== WHAT TO WORK ON ==
Would you pull out every line of the material that contains the string "olisi"?

[Start]

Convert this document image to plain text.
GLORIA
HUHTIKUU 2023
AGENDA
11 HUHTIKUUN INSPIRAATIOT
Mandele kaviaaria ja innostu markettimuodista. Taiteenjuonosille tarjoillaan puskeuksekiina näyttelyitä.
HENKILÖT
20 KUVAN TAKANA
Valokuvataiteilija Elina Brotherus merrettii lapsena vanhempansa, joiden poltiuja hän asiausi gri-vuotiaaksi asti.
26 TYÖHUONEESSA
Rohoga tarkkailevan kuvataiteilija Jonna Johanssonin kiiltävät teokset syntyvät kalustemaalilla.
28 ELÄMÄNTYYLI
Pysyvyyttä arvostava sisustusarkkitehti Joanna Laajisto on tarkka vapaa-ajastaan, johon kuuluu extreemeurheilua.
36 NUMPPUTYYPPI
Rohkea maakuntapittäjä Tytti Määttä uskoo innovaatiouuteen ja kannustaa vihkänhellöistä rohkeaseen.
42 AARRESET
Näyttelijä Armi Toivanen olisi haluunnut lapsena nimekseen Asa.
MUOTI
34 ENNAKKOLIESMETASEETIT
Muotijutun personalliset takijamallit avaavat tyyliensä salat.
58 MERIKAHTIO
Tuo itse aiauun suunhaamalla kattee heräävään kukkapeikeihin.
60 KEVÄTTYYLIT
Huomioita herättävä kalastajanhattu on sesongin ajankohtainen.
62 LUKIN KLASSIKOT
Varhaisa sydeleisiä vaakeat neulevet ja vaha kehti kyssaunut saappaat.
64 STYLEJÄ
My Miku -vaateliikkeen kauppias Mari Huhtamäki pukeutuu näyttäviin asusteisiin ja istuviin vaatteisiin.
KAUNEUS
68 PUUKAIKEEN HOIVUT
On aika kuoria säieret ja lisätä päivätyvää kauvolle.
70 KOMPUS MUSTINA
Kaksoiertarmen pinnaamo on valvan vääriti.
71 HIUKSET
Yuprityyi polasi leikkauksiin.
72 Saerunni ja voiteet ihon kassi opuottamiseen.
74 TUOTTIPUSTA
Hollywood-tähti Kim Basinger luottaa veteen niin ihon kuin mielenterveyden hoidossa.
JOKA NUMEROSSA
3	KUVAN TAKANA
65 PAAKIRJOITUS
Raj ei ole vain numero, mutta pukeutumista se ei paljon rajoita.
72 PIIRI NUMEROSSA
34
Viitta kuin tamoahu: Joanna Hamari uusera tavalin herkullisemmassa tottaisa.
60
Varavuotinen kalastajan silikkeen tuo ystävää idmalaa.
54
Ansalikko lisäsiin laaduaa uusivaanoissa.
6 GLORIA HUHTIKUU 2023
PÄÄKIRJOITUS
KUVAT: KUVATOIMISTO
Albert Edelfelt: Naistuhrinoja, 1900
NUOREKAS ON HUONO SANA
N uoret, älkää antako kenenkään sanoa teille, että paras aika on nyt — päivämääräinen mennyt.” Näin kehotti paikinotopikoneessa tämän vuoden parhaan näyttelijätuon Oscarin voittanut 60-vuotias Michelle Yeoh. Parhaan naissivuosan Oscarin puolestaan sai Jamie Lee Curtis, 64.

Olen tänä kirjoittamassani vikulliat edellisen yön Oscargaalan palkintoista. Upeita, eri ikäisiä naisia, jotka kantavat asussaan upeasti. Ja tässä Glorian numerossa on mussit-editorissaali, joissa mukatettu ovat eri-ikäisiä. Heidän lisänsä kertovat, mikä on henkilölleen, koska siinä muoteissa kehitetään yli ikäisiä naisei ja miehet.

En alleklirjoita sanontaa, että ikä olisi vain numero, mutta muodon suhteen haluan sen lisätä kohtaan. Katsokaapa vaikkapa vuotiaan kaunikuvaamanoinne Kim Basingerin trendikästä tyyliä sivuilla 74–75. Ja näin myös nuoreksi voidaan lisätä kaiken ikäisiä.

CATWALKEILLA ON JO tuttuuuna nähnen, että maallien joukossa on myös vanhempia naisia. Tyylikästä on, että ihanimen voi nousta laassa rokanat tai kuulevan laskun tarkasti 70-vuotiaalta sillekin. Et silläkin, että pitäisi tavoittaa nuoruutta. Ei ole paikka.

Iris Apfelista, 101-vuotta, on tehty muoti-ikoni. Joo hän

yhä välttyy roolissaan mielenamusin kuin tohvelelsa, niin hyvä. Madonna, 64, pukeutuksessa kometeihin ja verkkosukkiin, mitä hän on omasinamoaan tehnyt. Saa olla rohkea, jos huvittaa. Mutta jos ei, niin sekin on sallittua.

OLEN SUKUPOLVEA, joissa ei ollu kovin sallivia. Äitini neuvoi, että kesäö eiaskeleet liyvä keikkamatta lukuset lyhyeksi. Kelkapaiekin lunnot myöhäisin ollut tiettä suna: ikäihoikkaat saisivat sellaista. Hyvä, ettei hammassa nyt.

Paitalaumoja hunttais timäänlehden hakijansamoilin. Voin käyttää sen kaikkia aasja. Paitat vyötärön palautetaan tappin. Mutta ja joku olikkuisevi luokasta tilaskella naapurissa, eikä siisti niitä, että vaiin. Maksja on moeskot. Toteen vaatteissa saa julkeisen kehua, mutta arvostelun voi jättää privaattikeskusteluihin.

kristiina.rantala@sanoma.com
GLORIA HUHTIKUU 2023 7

[End]

== COMPLETED TASK ==
Näyttelijä Armi Toivanen olisi haluunnut lapsena nimekseen Asa.
En alleklirjoita sanontaa, että ikä olisi vain numero, mutta muodon suhteen haluan sen lisätä kohtaan. Katsokaapa vaikkapa vuotiaan kaunikuvaamanoinne Kim Basingerin trendikästä tyyliä sivuilla 74–75. Ja näin myös nuoreksi voidaan lisätä kaiken ikäisiä.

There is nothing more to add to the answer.